- Texto fornecido:

PUBLICAÇÕES SÉRVULO 13 Out 2025

No dia 10 de dezembro de 2025, entra em vigor o Decreto-Lei n.º 103/2025, de 11 de setembro, que transpõe a Diretiva (UE) 2021/2167, do Parlamento Europeu e do Conselho, de 24 de novembro de 2021, relativa aos gestores de créditos e aos adquirentes de créditos.

Entre as principais reformas introduzidas pelo Decreto-Lei n.º 103/2025, destacamos, no presente Update, as alterações ao Decreto-Lei n.º 453/99, de 5 de novembro, relativo ao Regime Jurídico da Titularização de Créditos (“RJTC”), destinadas a assegurar a sua adaptação à Diretiva e, consequentemente, ao Regime da Cessão e Gestão de Créditos Bancários, no contexto de cessões de créditos para efeitos de titularização e da equivalência da sua proteção para os devedores.

1. Cessão de créditos bancários para efeitos de titularização (cfr. artigo 1.º-A do RJTC)

Em caso de cessão abrangida pelo regime da cessão e da gestão de créditos bancários, que consta do anexo I do Decreto-Lei n.º 103/2025, de 11 de setembro (“RCGCB”), a cessão de créditos para efeitos de titularização deve observar ainda, com as necessárias adaptações, os deveres de atuação e informação previstos no RCGCB[1].

2. Intervenientes na titularização – Gestores de créditos (cfr. artigo 2.º, n.º 1, alínea d), e artigo 5.º, n.º 1, do RJTC)

- Material de origem:

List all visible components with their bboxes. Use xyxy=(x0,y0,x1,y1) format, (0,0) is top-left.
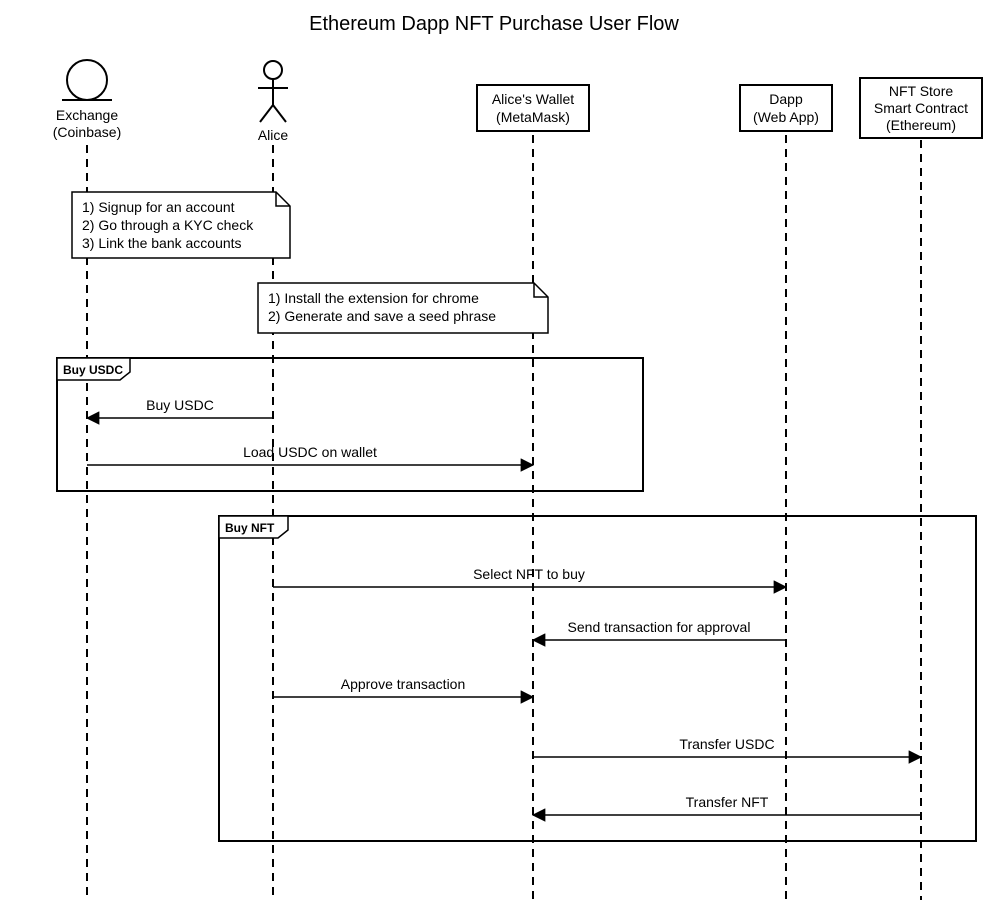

- Tarefa:
Repita sem qualquer alteração o trecho do texto sobre o Decreto-Lei n.º 103/2025 que começa em "No dia 10 de" e termina em "adquirentes de créditos.".

- Resultado:
No dia 10 de dezembro de 2025, entra em vigor o Decreto-Lei n.º 103/2025, de 11 de setembro, que transpõe a Diretiva (UE) 2021/2167, do Parlamento Europeu e do Conselho, de 24 de novembro de 2021, relativa aos gestores de créditos e aos adquirentes de créditos.